A block of data
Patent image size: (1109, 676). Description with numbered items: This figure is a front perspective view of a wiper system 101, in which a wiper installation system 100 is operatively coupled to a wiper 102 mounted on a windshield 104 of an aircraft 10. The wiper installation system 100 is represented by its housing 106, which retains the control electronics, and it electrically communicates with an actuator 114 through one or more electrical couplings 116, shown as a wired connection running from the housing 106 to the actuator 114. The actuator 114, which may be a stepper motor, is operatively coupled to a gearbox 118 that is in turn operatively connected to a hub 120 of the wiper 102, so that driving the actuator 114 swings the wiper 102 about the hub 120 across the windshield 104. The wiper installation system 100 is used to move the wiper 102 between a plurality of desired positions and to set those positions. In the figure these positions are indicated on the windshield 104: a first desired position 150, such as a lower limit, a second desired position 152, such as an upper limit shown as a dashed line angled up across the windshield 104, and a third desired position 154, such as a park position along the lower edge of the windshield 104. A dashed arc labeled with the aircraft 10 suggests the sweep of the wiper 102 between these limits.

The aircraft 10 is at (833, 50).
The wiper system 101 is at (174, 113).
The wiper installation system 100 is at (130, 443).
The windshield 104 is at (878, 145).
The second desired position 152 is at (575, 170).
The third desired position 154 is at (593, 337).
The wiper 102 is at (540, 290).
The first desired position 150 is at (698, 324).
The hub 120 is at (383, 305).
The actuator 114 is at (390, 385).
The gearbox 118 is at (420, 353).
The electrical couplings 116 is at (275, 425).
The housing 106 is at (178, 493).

**PROBLEM STATEMENT**: Reproduce the entire listing above word for word, leaving every line unchanged.

**TASK SOLUTION**:
Patent image size: (1109, 676). Description with numbered items: This figure is a front perspective view of a wiper system 101, in which a wiper installation system 100 is operatively coupled to a wiper 102 mounted on a windshield 104 of an aircraft 10. The wiper installation system 100 is represented by its housing 106, which retains the control electronics, and it electrically communicates with an actuator 114 through one or more electrical couplings 116, shown as a wired connection running from the housing 106 to the actuator 114. The actuator 114, which may be a stepper motor, is operatively coupled to a gearbox 118 that is in turn operatively connected to a hub 120 of the wiper 102, so that driving the actuator 114 swings the wiper 102 about the hub 120 across the windshield 104. The wiper installation system 100 is used to move the wiper 102 between a plurality of desired positions and to set those positions. In the figure these positions are indicated on the windshield 104: a first desired position 150, such as a lower limit, a second desired position 152, such as an upper limit shown as a dashed line angled up across the windshield 104, and a third desired position 154, such as a park position along the lower edge of the windshield 104. A dashed arc labeled with the aircraft 10 suggests the sweep of the wiper 102 between these limits.

The aircraft 10 is at (833, 50).
The wiper system 101 is at (174, 113).
The wiper installation system 100 is at (130, 443).
The windshield 104 is at (878, 145).
The second desired position 152 is at (575, 170).
The third desired position 154 is at (593, 337).
The wiper 102 is at (540, 290).
The first desired position 150 is at (698, 324).
The hub 120 is at (383, 305).
The actuator 114 is at (390, 385).
The gearbox 118 is at (420, 353).
The electrical couplings 116 is at (275, 425).
The housing 106 is at (178, 493).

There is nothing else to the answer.